RECORD LIST.
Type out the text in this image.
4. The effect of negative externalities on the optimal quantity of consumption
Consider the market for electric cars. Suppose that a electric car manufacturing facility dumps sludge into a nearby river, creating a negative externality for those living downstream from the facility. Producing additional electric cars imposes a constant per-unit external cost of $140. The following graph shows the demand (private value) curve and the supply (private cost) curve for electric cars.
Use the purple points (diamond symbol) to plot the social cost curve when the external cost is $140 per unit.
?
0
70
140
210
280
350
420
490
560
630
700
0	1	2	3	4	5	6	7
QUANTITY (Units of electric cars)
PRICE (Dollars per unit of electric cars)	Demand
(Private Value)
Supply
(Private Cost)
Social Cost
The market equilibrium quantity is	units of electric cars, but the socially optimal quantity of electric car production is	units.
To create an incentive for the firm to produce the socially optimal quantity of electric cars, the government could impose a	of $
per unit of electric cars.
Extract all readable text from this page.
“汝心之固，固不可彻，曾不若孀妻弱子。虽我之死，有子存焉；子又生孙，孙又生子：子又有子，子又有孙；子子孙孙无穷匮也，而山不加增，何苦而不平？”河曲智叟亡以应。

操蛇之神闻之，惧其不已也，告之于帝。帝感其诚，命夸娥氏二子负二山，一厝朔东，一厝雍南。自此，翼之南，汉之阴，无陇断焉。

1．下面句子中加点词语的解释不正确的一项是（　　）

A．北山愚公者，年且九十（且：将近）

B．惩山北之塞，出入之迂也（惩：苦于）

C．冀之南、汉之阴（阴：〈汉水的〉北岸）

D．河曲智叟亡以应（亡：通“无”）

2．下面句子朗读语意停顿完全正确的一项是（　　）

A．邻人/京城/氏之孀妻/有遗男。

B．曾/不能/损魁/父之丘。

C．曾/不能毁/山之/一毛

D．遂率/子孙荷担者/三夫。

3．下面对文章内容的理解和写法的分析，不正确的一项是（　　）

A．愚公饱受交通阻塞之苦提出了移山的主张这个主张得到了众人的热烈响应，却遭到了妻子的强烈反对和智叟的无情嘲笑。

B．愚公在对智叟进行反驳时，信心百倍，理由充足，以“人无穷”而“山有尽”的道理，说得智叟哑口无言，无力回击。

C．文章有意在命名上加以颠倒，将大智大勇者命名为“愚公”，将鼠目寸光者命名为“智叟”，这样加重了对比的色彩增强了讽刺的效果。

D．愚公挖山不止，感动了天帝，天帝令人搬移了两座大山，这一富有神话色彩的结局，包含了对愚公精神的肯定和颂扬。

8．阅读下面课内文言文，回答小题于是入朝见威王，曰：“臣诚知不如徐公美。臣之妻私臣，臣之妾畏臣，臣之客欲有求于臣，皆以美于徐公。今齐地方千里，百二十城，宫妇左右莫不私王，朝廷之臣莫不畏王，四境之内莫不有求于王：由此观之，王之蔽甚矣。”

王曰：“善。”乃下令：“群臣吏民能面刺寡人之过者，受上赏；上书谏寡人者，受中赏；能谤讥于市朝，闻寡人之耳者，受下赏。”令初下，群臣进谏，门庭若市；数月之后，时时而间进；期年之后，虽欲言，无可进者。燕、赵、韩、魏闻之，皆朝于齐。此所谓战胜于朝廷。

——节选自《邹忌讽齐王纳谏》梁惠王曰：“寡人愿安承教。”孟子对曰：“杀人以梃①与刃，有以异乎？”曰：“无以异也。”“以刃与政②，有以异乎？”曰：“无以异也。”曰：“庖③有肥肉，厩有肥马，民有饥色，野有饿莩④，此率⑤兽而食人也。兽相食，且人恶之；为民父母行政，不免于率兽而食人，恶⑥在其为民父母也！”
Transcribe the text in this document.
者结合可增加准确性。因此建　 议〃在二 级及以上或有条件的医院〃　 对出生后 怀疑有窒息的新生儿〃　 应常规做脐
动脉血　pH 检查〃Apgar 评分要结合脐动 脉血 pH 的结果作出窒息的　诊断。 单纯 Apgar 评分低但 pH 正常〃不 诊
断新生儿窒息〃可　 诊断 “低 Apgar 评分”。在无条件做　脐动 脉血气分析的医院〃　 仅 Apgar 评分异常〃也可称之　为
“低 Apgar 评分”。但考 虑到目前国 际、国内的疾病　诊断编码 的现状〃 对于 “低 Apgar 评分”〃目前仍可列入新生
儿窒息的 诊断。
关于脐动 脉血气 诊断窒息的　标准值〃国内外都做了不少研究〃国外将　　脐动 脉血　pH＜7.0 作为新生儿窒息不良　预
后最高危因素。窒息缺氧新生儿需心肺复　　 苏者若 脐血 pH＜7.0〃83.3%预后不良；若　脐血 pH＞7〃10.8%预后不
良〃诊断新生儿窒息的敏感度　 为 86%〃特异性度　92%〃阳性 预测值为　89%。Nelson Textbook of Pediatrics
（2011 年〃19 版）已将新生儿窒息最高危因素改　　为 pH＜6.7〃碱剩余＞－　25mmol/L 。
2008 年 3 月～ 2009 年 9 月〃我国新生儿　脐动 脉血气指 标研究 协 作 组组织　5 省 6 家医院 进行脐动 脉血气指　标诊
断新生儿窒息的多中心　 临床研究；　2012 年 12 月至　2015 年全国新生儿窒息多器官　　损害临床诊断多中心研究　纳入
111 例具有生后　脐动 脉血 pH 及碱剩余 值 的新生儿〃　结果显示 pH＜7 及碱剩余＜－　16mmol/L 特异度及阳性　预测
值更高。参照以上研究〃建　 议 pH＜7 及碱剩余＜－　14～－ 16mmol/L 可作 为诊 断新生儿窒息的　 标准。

EXERCISE REQUIREMENTS. In the records above, collect each line with "socially".

EXPECTED ANSWER.
The market equilibrium quantity is	units of electric cars, but the socially optimal quantity of electric car production is	units.
To create an incentive for the firm to produce the socially optimal quantity of electric cars, the government could impose a	of $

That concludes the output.